**What is being asked**
Without the pictures, set down the records below word for word.

Collected data entries
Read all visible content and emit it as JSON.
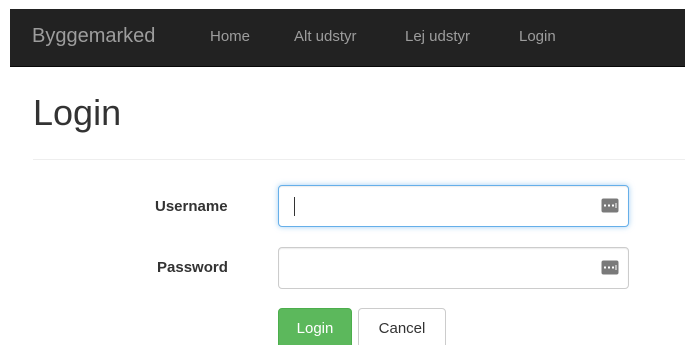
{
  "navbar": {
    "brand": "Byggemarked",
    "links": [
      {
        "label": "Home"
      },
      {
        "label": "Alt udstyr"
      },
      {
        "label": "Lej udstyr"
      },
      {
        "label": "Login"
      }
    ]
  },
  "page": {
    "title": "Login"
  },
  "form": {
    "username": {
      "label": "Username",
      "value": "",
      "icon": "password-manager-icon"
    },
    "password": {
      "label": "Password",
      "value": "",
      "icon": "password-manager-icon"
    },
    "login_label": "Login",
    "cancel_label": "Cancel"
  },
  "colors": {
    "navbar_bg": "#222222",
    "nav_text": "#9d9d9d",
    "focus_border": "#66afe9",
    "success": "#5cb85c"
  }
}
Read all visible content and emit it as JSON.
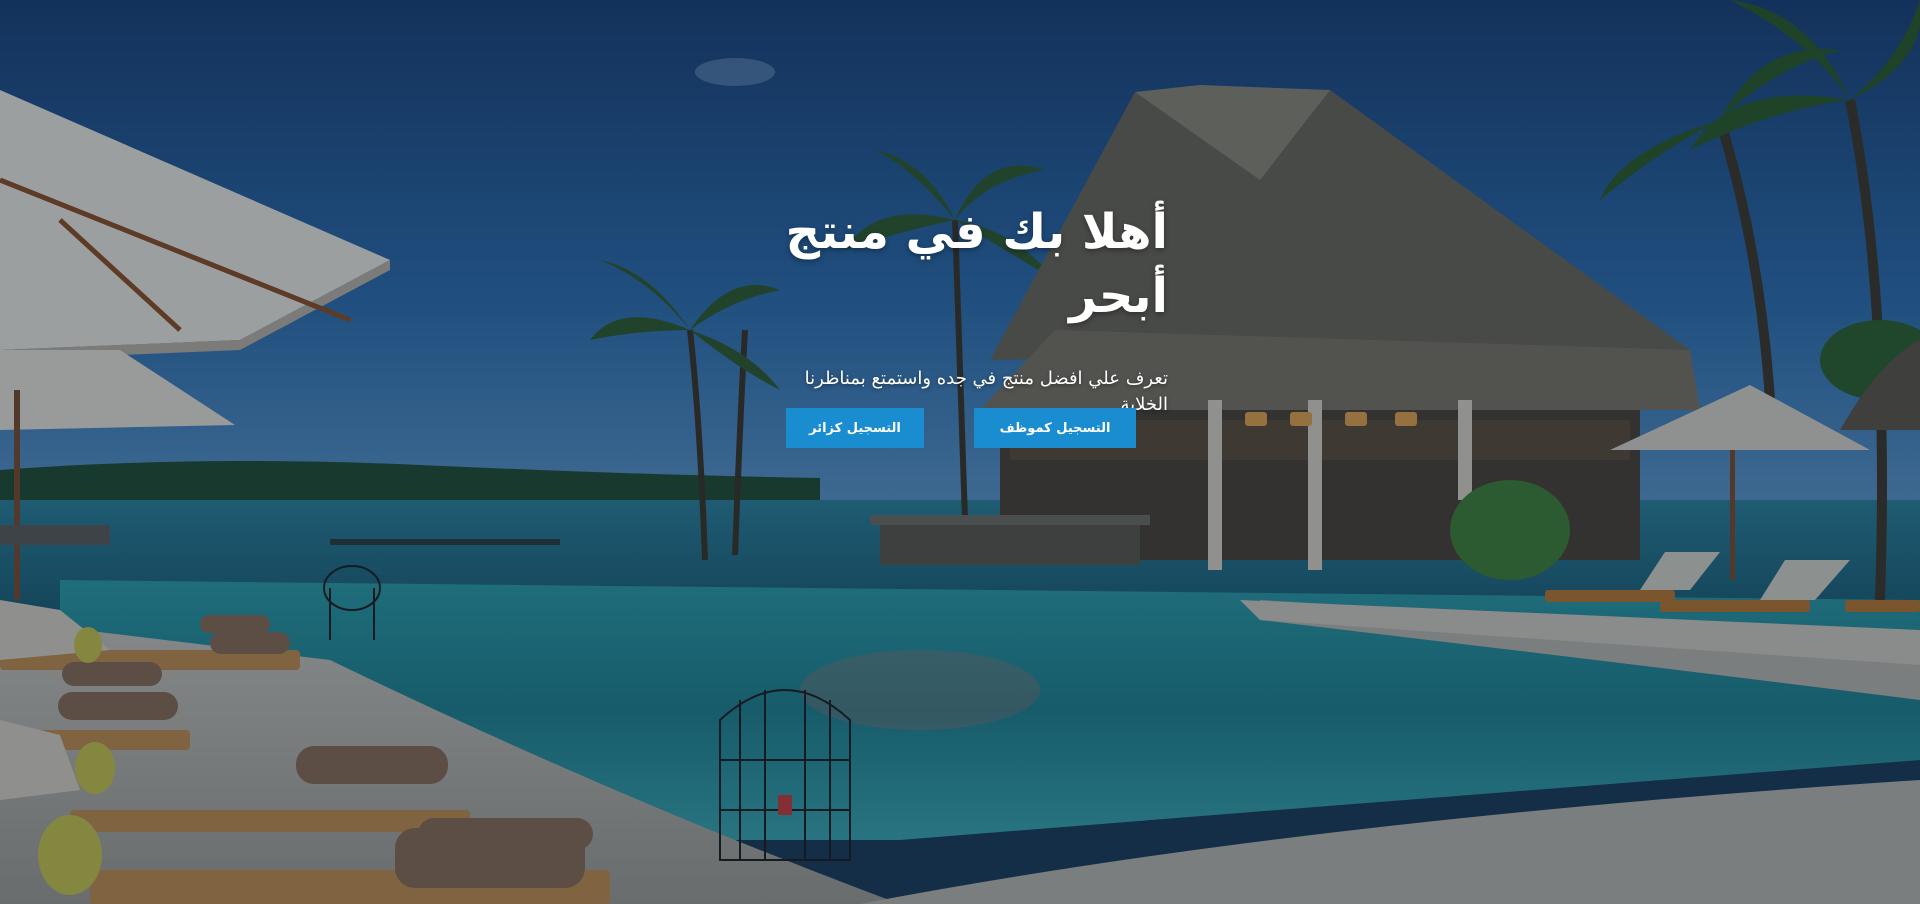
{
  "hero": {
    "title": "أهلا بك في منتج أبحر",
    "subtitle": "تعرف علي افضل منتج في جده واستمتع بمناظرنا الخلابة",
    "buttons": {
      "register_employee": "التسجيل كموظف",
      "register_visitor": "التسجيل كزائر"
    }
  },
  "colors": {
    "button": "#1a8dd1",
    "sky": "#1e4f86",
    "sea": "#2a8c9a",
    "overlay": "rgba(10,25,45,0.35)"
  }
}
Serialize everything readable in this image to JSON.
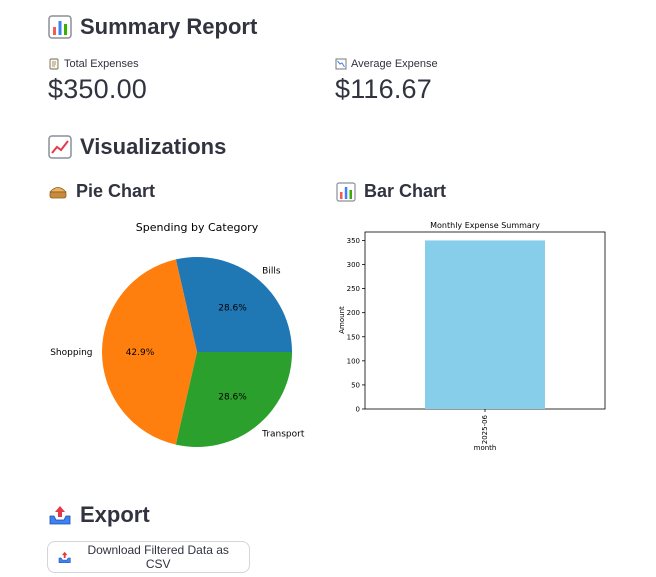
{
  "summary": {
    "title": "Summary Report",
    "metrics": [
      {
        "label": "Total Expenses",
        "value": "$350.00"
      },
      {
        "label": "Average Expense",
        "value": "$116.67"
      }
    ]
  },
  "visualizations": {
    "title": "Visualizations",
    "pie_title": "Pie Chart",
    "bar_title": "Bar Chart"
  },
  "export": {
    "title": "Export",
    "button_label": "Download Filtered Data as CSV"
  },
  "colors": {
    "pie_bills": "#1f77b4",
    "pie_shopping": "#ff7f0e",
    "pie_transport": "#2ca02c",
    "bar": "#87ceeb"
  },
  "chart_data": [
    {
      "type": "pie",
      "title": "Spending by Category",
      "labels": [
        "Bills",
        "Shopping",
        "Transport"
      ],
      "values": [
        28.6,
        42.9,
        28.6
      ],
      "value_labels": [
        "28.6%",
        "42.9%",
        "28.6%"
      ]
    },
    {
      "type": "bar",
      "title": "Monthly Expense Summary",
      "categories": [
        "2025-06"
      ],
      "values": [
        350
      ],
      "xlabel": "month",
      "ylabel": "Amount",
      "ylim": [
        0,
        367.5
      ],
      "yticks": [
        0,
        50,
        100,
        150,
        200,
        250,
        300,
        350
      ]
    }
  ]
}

**Expected answer**
Read all visible content and emit it as JSON.
{
  "navbar": {
    "brand": "Byggemarked",
    "links": [
      {
        "label": "Home"
      },
      {
        "label": "Alt udstyr"
      },
      {
        "label": "Lej udstyr"
      },
      {
        "label": "Login"
      }
    ]
  },
  "page": {
    "title": "Login"
  },
  "form": {
    "username": {
      "label": "Username",
      "value": "",
      "icon": "password-manager-icon"
    },
    "password": {
      "label": "Password",
      "value": "",
      "icon": "password-manager-icon"
    },
    "login_label": "Login",
    "cancel_label": "Cancel"
  },
  "colors": {
    "navbar_bg": "#222222",
    "nav_text": "#9d9d9d",
    "focus_border": "#66afe9",
    "success": "#5cb85c"
  }
}
Read all visible content and emit it as JSON.
{
  "hero": {
    "title": "أهلا بك في منتج أبحر",
    "subtitle": "تعرف علي افضل منتج في جده واستمتع بمناظرنا الخلابة",
    "buttons": {
      "register_employee": "التسجيل كموظف",
      "register_visitor": "التسجيل كزائر"
    }
  },
  "colors": {
    "button": "#1a8dd1",
    "sky": "#1e4f86",
    "sea": "#2a8c9a",
    "overlay": "rgba(10,25,45,0.35)"
  }
}
Serialize everything readable in this image to JSON.
{
  "summary": {
    "title": "Summary Report",
    "metrics": [
      {
        "label": "Total Expenses",
        "value": "$350.00"
      },
      {
        "label": "Average Expense",
        "value": "$116.67"
      }
    ]
  },
  "visualizations": {
    "title": "Visualizations",
    "pie_title": "Pie Chart",
    "bar_title": "Bar Chart"
  },
  "export": {
    "title": "Export",
    "button_label": "Download Filtered Data as CSV"
  },
  "colors": {
    "pie_bills": "#1f77b4",
    "pie_shopping": "#ff7f0e",
    "pie_transport": "#2ca02c",
    "bar": "#87ceeb"
  },
  "chart_data": [
    {
      "type": "pie",
      "title": "Spending by Category",
      "labels": [
        "Bills",
        "Shopping",
        "Transport"
      ],
      "values": [
        28.6,
        42.9,
        28.6
      ],
      "value_labels": [
        "28.6%",
        "42.9%",
        "28.6%"
      ]
    },
    {
      "type": "bar",
      "title": "Monthly Expense Summary",
      "categories": [
        "2025-06"
      ],
      "values": [
        350
      ],
      "xlabel": "month",
      "ylabel": "Amount",
      "ylim": [
        0,
        367.5
      ],
      "yticks": [
        0,
        50,
        100,
        150,
        200,
        250,
        300,
        350
      ]
    }
  ]
}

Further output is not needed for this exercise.